INFORMATION PROVIDED:
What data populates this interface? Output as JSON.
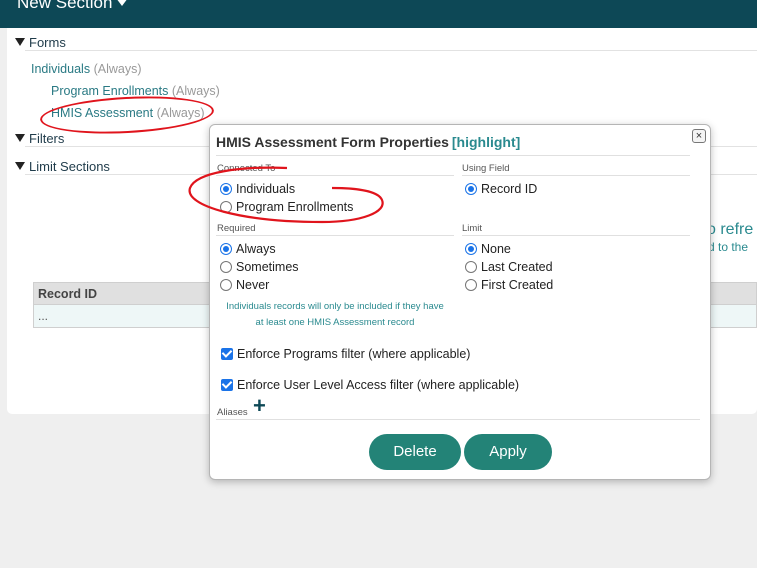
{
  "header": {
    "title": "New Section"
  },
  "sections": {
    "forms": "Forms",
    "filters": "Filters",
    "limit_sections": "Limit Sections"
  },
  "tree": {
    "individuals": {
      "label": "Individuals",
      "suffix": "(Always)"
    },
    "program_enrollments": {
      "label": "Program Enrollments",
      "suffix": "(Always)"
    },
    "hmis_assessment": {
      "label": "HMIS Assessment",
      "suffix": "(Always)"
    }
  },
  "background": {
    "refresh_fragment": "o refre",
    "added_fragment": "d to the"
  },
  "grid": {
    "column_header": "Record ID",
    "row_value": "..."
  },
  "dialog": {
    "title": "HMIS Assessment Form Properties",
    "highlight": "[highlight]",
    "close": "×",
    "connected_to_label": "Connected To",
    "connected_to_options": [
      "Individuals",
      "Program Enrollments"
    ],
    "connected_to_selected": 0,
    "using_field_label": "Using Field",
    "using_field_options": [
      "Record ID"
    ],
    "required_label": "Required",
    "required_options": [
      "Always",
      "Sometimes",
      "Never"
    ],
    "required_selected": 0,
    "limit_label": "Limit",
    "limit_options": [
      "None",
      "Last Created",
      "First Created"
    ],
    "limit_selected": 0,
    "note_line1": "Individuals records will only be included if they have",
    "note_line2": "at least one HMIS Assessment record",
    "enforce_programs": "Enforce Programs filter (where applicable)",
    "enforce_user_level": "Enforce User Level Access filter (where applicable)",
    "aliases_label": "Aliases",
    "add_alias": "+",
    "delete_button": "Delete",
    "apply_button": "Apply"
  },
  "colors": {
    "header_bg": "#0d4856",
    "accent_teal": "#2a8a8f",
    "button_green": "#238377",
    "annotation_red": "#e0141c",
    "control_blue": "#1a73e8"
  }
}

STATED EXERCISE:
Repeat the material above word for word, please, apart from its images.

REPLY TO THE EXERCISE:
What data populates this interface? Output as JSON.
{
  "header": {
    "title": "New Section"
  },
  "sections": {
    "forms": "Forms",
    "filters": "Filters",
    "limit_sections": "Limit Sections"
  },
  "tree": {
    "individuals": {
      "label": "Individuals",
      "suffix": "(Always)"
    },
    "program_enrollments": {
      "label": "Program Enrollments",
      "suffix": "(Always)"
    },
    "hmis_assessment": {
      "label": "HMIS Assessment",
      "suffix": "(Always)"
    }
  },
  "background": {
    "refresh_fragment": "o refre",
    "added_fragment": "d to the"
  },
  "grid": {
    "column_header": "Record ID",
    "row_value": "..."
  },
  "dialog": {
    "title": "HMIS Assessment Form Properties",
    "highlight": "[highlight]",
    "close": "×",
    "connected_to_label": "Connected To",
    "connected_to_options": [
      "Individuals",
      "Program Enrollments"
    ],
    "connected_to_selected": 0,
    "using_field_label": "Using Field",
    "using_field_options": [
      "Record ID"
    ],
    "required_label": "Required",
    "required_options": [
      "Always",
      "Sometimes",
      "Never"
    ],
    "required_selected": 0,
    "limit_label": "Limit",
    "limit_options": [
      "None",
      "Last Created",
      "First Created"
    ],
    "limit_selected": 0,
    "note_line1": "Individuals records will only be included if they have",
    "note_line2": "at least one HMIS Assessment record",
    "enforce_programs": "Enforce Programs filter (where applicable)",
    "enforce_user_level": "Enforce User Level Access filter (where applicable)",
    "aliases_label": "Aliases",
    "add_alias": "+",
    "delete_button": "Delete",
    "apply_button": "Apply"
  },
  "colors": {
    "header_bg": "#0d4856",
    "accent_teal": "#2a8a8f",
    "button_green": "#238377",
    "annotation_red": "#e0141c",
    "control_blue": "#1a73e8"
  }
}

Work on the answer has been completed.